## begin Extracted records

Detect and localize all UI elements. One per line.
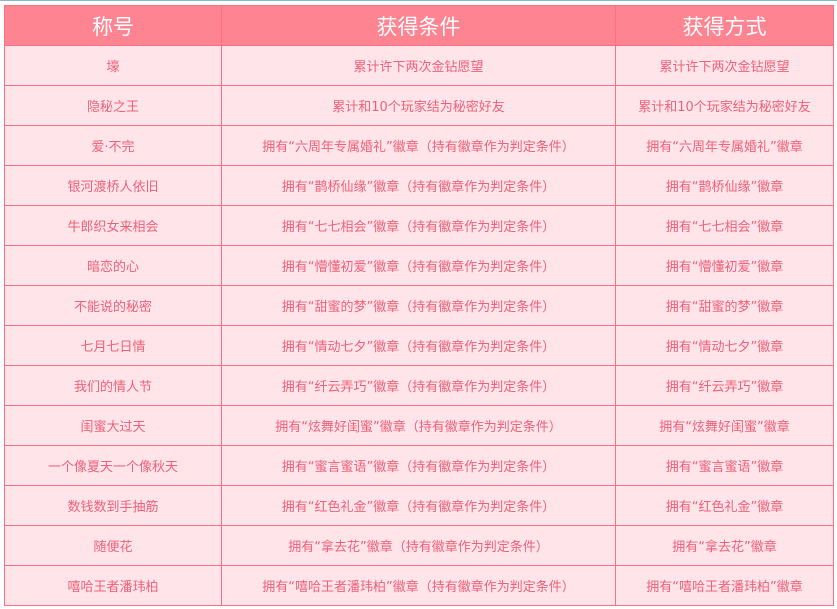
table-row: 一个像夏天一个像秋天 拥有“蜜言蜜语”徽章（持有徽章作为判定条件） 拥有“蜜言蜜语”… [4,445,834,486]
method-cell: 拥有“情动七夕”徽章 [615,325,834,366]
method-cell: 拥有“红色礼金”徽章 [615,485,834,526]
method-cell: 拥有“纤云弄巧”徽章 [615,365,834,406]
method-cell: 拥有“甜蜜的梦”徽章 [615,285,834,326]
header-title: 称号 [4,5,222,46]
table-row: 数钱数到手抽筋 拥有“红色礼金”徽章（持有徽章作为判定条件） 拥有“红色礼金”徽章 [4,485,834,526]
condition-cell: 拥有“甜蜜的梦”徽章（持有徽章作为判定条件） [221,285,616,326]
method-cell: 拥有“鹊桥仙缘”徽章 [615,165,834,206]
header-condition: 获得条件 [221,5,616,46]
title-cell: 牛郎织女来相会 [4,205,222,246]
table-row: 壕累计许下两次金钻愿望 累计许下两次金钻愿望 [4,45,834,86]
condition-cell: 拥有“蜜言蜜语”徽章（持有徽章作为判定条件） [221,445,616,486]
method-cell: 拥有“六周年专属婚礼”徽章 [615,125,834,166]
table-row: 暗恋的心 拥有“懵懂初爱”徽章（持有徽章作为判定条件） 拥有“懵懂初爱”徽章 [4,245,834,286]
method-cell: 累计和10个玩家结为秘密好友 [615,85,834,126]
condition-cell: 拥有“红色礼金”徽章（持有徽章作为判定条件） [221,485,616,526]
table-row: 牛郎织女来相会 拥有“七七相会”徽章（持有徽章作为判定条件） 拥有“七七相会”徽章 [4,205,834,246]
table-row: 我们的情人节 拥有“纤云弄巧”徽章（持有徽章作为判定条件） 拥有“纤云弄巧”徽章 [4,365,834,406]
condition-cell: 拥有“嘻哈王者潘玮柏”徽章（持有徽章作为判定条件） [221,565,616,606]
title-cell: 壕 [4,45,222,86]
method-cell: 拥有“炫舞好闺蜜”徽章 [615,405,834,446]
table-row: 银河渡桥人依旧 拥有“鹊桥仙缘”徽章（持有徽章作为判定条件） 拥有“鹊桥仙缘”徽章 [4,165,834,206]
method-cell: 拥有“七七相会”徽章 [615,205,834,246]
title-cell: 爱·不完 [4,125,222,166]
table-row: 嘻哈王者潘玮柏 拥有“嘻哈王者潘玮柏”徽章（持有徽章作为判定条件） 拥有“嘻哈王者潘… [4,565,834,606]
method-cell: 拥有“拿去花”徽章 [615,525,834,566]
method-cell: 拥有“懵懂初爱”徽章 [615,245,834,286]
title-cell: 不能说的秘密 [4,285,222,326]
title-cell: 七月七日情 [4,325,222,366]
header-row: 称号 获得条件 获得方式 [4,5,834,46]
method-cell: 累计许下两次金钻愿望 [615,45,834,86]
condition-cell: 拥有“纤云弄巧”徽章（持有徽章作为判定条件） [221,365,616,406]
method-cell: 拥有“嘻哈王者潘玮柏”徽章 [615,565,834,606]
condition-cell: 拥有“情动七夕”徽章（持有徽章作为判定条件） [221,325,616,366]
condition-cell: 累计和10个玩家结为秘密好友 [221,85,616,126]
title-cell: 隐秘之王 [4,85,222,126]
condition-cell: 拥有“七七相会”徽章（持有徽章作为判定条件） [221,205,616,246]
title-cell: 暗恋的心 [4,245,222,286]
condition-cell: 累计许下两次金钻愿望 [221,45,616,86]
condition-cell: 拥有“炫舞好闺蜜”徽章（持有徽章作为判定条件） [221,405,616,446]
table-row: 随便花 拥有“拿去花”徽章（持有徽章作为判定条件） 拥有“拿去花”徽章 [4,525,834,566]
title-cell: 随便花 [4,525,222,566]
titles-table: 称号 获得条件 获得方式 壕累计许下两次金钻愿望 累计许下两次金钻愿望 隐秘之王 累计… [4,5,834,606]
condition-cell: 拥有“六周年专属婚礼”徽章（持有徽章作为判定条件） [221,125,616,166]
title-cell: 嘻哈王者潘玮柏 [4,565,222,606]
condition-cell: 拥有“鹊桥仙缘”徽章（持有徽章作为判定条件） [221,165,616,206]
header-method: 获得方式 [615,5,834,46]
title-cell: 一个像夏天一个像秋天 [4,445,222,486]
table-row: 隐秘之王 累计和10个玩家结为秘密好友 累计和10个玩家结为秘密好友 [4,85,834,126]
method-cell: 拥有“蜜言蜜语”徽章 [615,445,834,486]
title-cell: 数钱数到手抽筋 [4,485,222,526]
title-cell: 银河渡桥人依旧 [4,165,222,206]
table-row: 不能说的秘密 拥有“甜蜜的梦”徽章（持有徽章作为判定条件） 拥有“甜蜜的梦”徽章 [4,285,834,326]
table-row: 爱·不完 拥有“六周年专属婚礼”徽章（持有徽章作为判定条件） 拥有“六周年专属婚礼”… [4,125,834,166]
condition-cell: 拥有“拿去花”徽章（持有徽章作为判定条件） [221,525,616,566]
title-cell: 我们的情人节 [4,365,222,406]
condition-cell: 拥有“懵懂初爱”徽章（持有徽章作为判定条件） [221,245,616,286]
table-row: 七月七日情 拥有“情动七夕”徽章（持有徽章作为判定条件） 拥有“情动七夕”徽章 [4,325,834,366]
table-row: 闺蜜大过天 拥有“炫舞好闺蜜”徽章（持有徽章作为判定条件） 拥有“炫舞好闺蜜”徽章 [4,405,834,446]
title-cell: 闺蜜大过天 [4,405,222,446]
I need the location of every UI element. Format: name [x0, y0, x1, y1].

## end Extracted records

Written task: Copy out every line in the items above that contains the string "七七相会".

Response:
table-row: 牛郎织女来相会 拥有“七七相会”徽章（持有徽章作为判定条件） 拥有“七七相会”徽章 [4,205,834,246]
method-cell: 拥有“七七相会”徽章 [615,205,834,246]
condition-cell: 拥有“七七相会”徽章（持有徽章作为判定条件） [221,205,616,246]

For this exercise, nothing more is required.